# Short exercise
Single out the lines that include the word "JSON". Copy them.

# Data lines

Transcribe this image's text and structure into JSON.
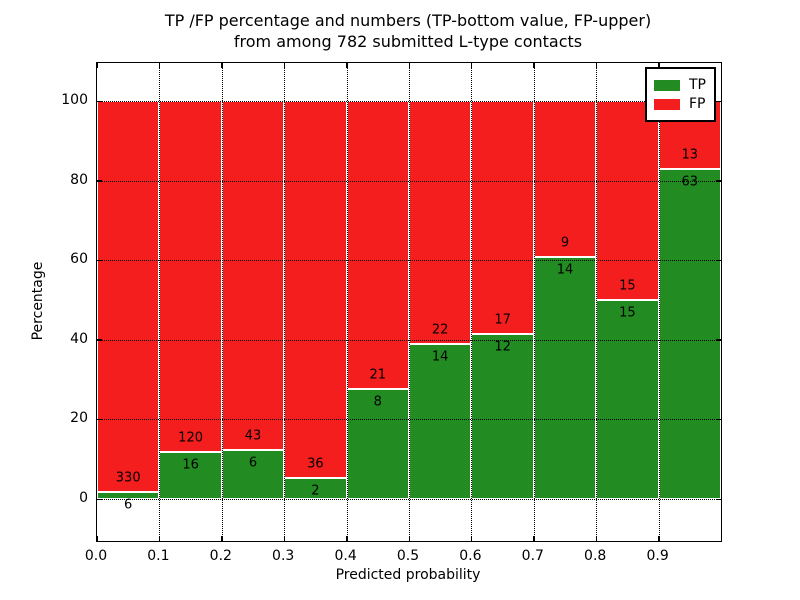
{
  "figure": {
    "title_line1": "TP /FP percentage and numbers (TP-bottom value, FP-upper)",
    "title_line2": "from among 782 submitted L-type contacts"
  },
  "chart_data": {
    "type": "bar",
    "stacked": true,
    "title": "TP /FP percentage and numbers (TP-bottom value, FP-upper) from among 782 submitted L-type contacts",
    "xlabel": "Predicted probability",
    "ylabel": "Percentage",
    "total_contacts": 782,
    "categories": [
      "0.0-0.1",
      "0.1-0.2",
      "0.2-0.3",
      "0.3-0.4",
      "0.4-0.5",
      "0.5-0.6",
      "0.6-0.7",
      "0.7-0.8",
      "0.8-0.9",
      "0.9-1.0"
    ],
    "series": [
      {
        "name": "TP",
        "color": "#228b22",
        "counts": [
          6,
          16,
          6,
          2,
          8,
          14,
          12,
          14,
          15,
          63
        ]
      },
      {
        "name": "FP",
        "color": "#f41e1e",
        "counts": [
          330,
          120,
          43,
          36,
          21,
          22,
          17,
          9,
          15,
          13
        ]
      }
    ],
    "tp_percent": [
      1.79,
      11.76,
      12.24,
      5.26,
      27.59,
      38.89,
      41.38,
      60.87,
      50.0,
      82.89
    ],
    "xtick_labels": [
      "0.0",
      "0.1",
      "0.2",
      "0.3",
      "0.4",
      "0.5",
      "0.6",
      "0.7",
      "0.8",
      "0.9"
    ],
    "ytick_labels": [
      "0",
      "20",
      "40",
      "60",
      "80",
      "100"
    ],
    "ytick_values": [
      0,
      20,
      40,
      60,
      80,
      100
    ],
    "xlim": [
      0.0,
      1.0
    ],
    "ylim": [
      -11,
      110
    ],
    "grid": "dotted",
    "legend": {
      "position": "upper right",
      "entries": [
        {
          "label": "TP",
          "color": "#228b22"
        },
        {
          "label": "FP",
          "color": "#f41e1e"
        }
      ]
    }
  }
}
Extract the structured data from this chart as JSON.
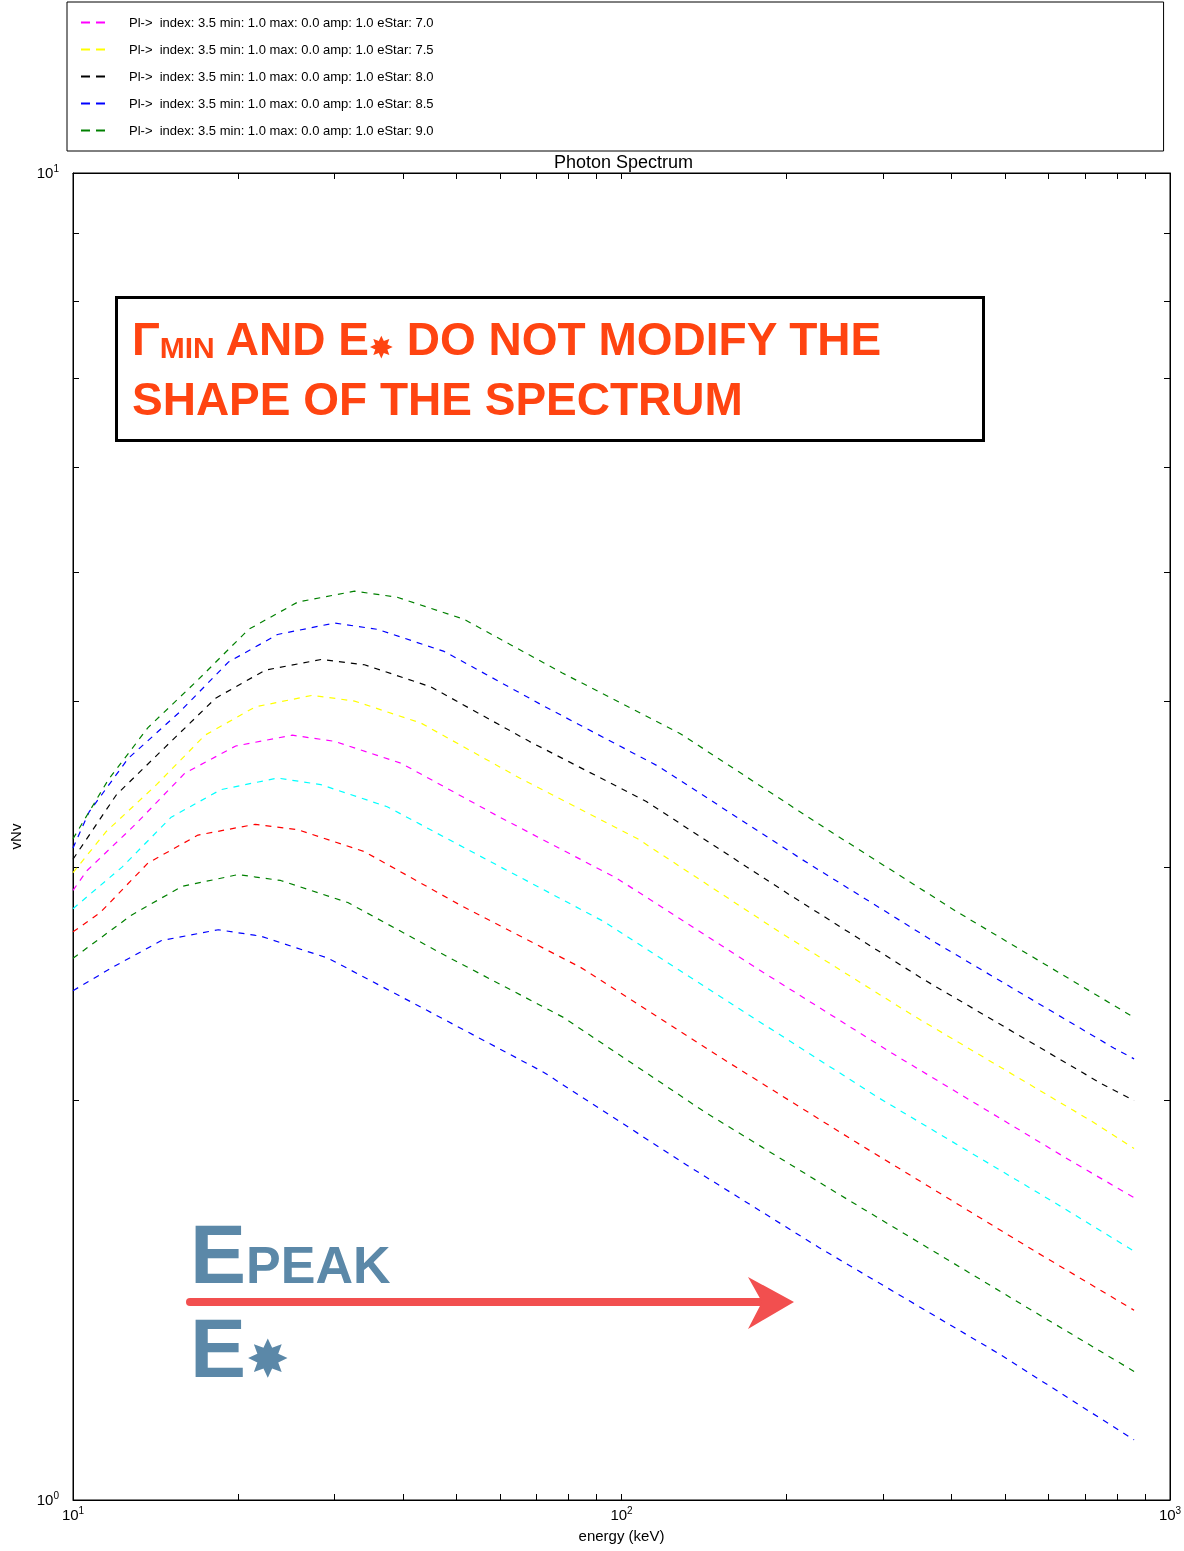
{
  "chart_data": {
    "type": "line",
    "title": "Photon Spectrum",
    "xlabel": "energy (keV)",
    "ylabel": "vNv",
    "log": "xy",
    "line_style": "dashed",
    "legend": "top",
    "xlim": [
      10,
      1000
    ],
    "xticks": [
      {
        "value": 10,
        "label": "10$^{1}$"
      },
      {
        "value": 20,
        "label": null
      },
      {
        "value": 30,
        "label": null
      },
      {
        "value": 40,
        "label": null
      },
      {
        "value": 50,
        "label": null
      },
      {
        "value": 60,
        "label": null
      },
      {
        "value": 70,
        "label": null
      },
      {
        "value": 80,
        "label": null
      },
      {
        "value": 90,
        "label": null
      },
      {
        "value": 100,
        "label": "10$^{2}$"
      },
      {
        "value": 200,
        "label": null
      },
      {
        "value": 300,
        "label": null
      },
      {
        "value": 400,
        "label": null
      },
      {
        "value": 500,
        "label": null
      },
      {
        "value": 600,
        "label": null
      },
      {
        "value": 700,
        "label": null
      },
      {
        "value": 800,
        "label": null
      },
      {
        "value": 900,
        "label": null
      },
      {
        "value": 1000,
        "label": "10$^{3}$"
      }
    ],
    "ylim": [
      1,
      10
    ],
    "yticks": [
      {
        "value": 1,
        "label": "10$^{0}$"
      },
      {
        "value": 2,
        "label": null
      },
      {
        "value": 3,
        "label": null
      },
      {
        "value": 4,
        "label": null
      },
      {
        "value": 5,
        "label": null
      },
      {
        "value": 6,
        "label": null
      },
      {
        "value": 7,
        "label": null
      },
      {
        "value": 8,
        "label": null
      },
      {
        "value": 9,
        "label": null
      },
      {
        "value": 10,
        "label": "10$^{1}$"
      }
    ],
    "annotations": [
      "Γ$_{MIN}$ AND E$_{✸}$ DO NOT MODIFY THE SHAPE OF THE SPECTRUM",
      "E$_{PEAK}$",
      "E$_{✸}$"
    ],
    "series": [
      {
        "color": "#0000ff",
        "x": [
          10,
          11.8,
          14.5,
          18.4,
          22,
          29.2,
          44.1,
          72.2,
          131,
          229,
          486,
          860
        ],
        "values": [
          2.42,
          2.52,
          2.64,
          2.69,
          2.66,
          2.56,
          2.34,
          2.1,
          1.79,
          1.55,
          1.29,
          1.11
        ]
      },
      {
        "color": "#008000",
        "x": [
          10,
          12.8,
          15.8,
          20,
          23.9,
          31.7,
          47.9,
          78.4,
          142,
          249,
          528,
          860
        ],
        "values": [
          2.56,
          2.76,
          2.9,
          2.96,
          2.93,
          2.82,
          2.57,
          2.31,
          1.96,
          1.7,
          1.41,
          1.25
        ]
      },
      {
        "color": "#ff0000",
        "x": [
          10,
          11.2,
          13.7,
          16.9,
          21.5,
          25.7,
          34,
          51.4,
          84.2,
          153,
          268,
          567,
          860
        ],
        "values": [
          2.68,
          2.77,
          3.02,
          3.17,
          3.23,
          3.2,
          3.08,
          2.8,
          2.52,
          2.15,
          1.86,
          1.54,
          1.39
        ]
      },
      {
        "color": "#00ffff",
        "x": [
          10,
          12.3,
          15.1,
          18.6,
          23.6,
          28.3,
          37.4,
          56.6,
          92.6,
          168,
          294,
          624,
          860
        ],
        "values": [
          2.79,
          3,
          3.27,
          3.43,
          3.5,
          3.46,
          3.33,
          3.04,
          2.73,
          2.33,
          2.01,
          1.67,
          1.54
        ]
      },
      {
        "name": "Pl->  index: 3.5 min: 1.0 max: 0.0 amp: 1.0 eStar: 7.0",
        "color": "#ff00ff",
        "x": [
          10,
          10.6,
          13,
          16,
          19.8,
          25.1,
          30,
          39.7,
          60,
          98.2,
          178,
          312,
          661,
          860
        ],
        "values": [
          2.88,
          2.98,
          3.23,
          3.53,
          3.7,
          3.77,
          3.73,
          3.59,
          3.27,
          2.94,
          2.51,
          2.17,
          1.8,
          1.69
        ]
      },
      {
        "name": "Pl->  index: 3.5 min: 1.0 max: 0.0 amp: 1.0 eStar: 7.5",
        "color": "#ffff00",
        "x": [
          10,
          11.5,
          14.2,
          17.4,
          21.5,
          27.3,
          32.6,
          43.1,
          65.2,
          107,
          194,
          339,
          719,
          860
        ],
        "values": [
          2.97,
          3.19,
          3.46,
          3.77,
          3.96,
          4.04,
          4,
          3.85,
          3.5,
          3.15,
          2.68,
          2.32,
          1.93,
          1.84
        ]
      },
      {
        "name": "Pl->  index: 3.5 min: 1.0 max: 0.0 amp: 1.0 eStar: 8.0",
        "color": "#000000",
        "x": [
          10,
          12,
          14.7,
          18.2,
          22.4,
          28.4,
          34,
          44.9,
          67.9,
          111,
          202,
          354,
          749,
          860
        ],
        "values": [
          3.04,
          3.4,
          3.69,
          4.02,
          4.22,
          4.3,
          4.26,
          4.1,
          3.73,
          3.36,
          2.86,
          2.47,
          2.06,
          2
        ]
      },
      {
        "name": "Pl->  index: 3.5 min: 1.0 max: 0.0 amp: 1.0 eStar: 8.5",
        "color": "#0000ff",
        "x": [
          10,
          10.7,
          12.6,
          15.6,
          19.2,
          23.6,
          30,
          35.9,
          47.5,
          71.8,
          117,
          213,
          374,
          791,
          860
        ],
        "values": [
          3.1,
          3.3,
          3.62,
          3.92,
          4.28,
          4.49,
          4.58,
          4.53,
          4.36,
          3.97,
          3.57,
          3.04,
          2.63,
          2.19,
          2.15
        ]
      },
      {
        "name": "Pl->  index: 3.5 min: 1.0 max: 0.0 amp: 1.0 eStar: 9.0",
        "color": "#008000",
        "x": [
          10,
          11.6,
          13.7,
          16.9,
          20.9,
          25.7,
          32.6,
          39,
          51.6,
          78,
          128,
          232,
          406,
          860
        ],
        "values": [
          3.15,
          3.49,
          3.82,
          4.15,
          4.53,
          4.75,
          4.84,
          4.79,
          4.61,
          4.2,
          3.78,
          3.22,
          2.78,
          2.31
        ]
      }
    ]
  }
}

# Answer to this task
Transcribe this image's text and structure into JSON.
Extract the structured data from this chart as JSON.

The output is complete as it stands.